Task instructions:
Select from the records below every line that has the word "推测三个号" in it.

Records excerpted from a collection
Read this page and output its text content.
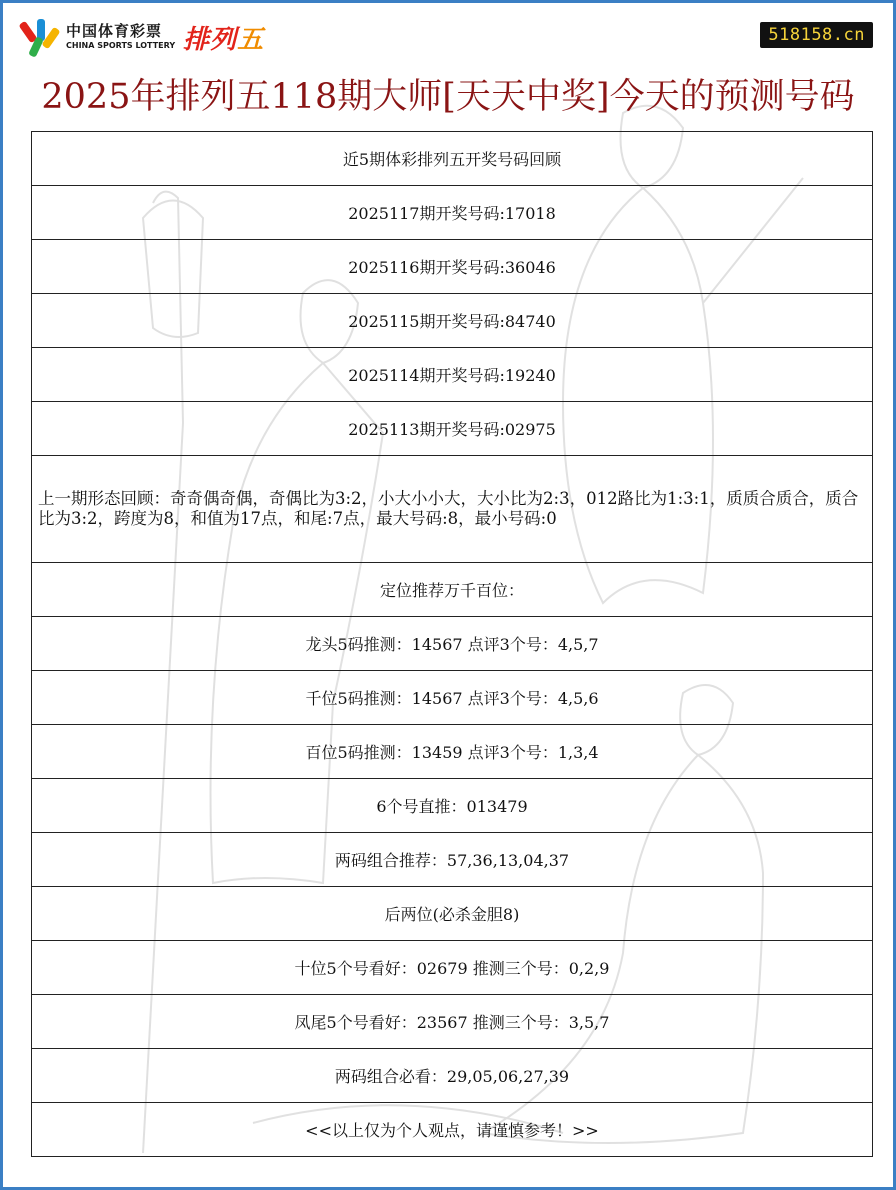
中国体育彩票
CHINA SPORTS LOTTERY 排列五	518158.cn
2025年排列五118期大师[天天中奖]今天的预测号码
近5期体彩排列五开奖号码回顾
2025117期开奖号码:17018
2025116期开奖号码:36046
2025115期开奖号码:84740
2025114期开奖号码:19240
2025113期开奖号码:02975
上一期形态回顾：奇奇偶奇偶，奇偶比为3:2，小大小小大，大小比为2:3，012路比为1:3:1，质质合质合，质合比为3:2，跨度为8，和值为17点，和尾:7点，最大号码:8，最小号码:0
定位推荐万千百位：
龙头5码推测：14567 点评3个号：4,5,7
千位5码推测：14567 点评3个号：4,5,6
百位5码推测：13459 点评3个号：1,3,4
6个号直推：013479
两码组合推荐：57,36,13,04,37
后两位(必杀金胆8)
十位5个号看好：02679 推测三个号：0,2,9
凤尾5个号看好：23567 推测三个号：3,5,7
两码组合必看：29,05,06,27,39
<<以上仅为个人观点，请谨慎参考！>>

Output for this task:
十位5个号看好：02679 推测三个号：0,2,9
凤尾5个号看好：23567 推测三个号：3,5,7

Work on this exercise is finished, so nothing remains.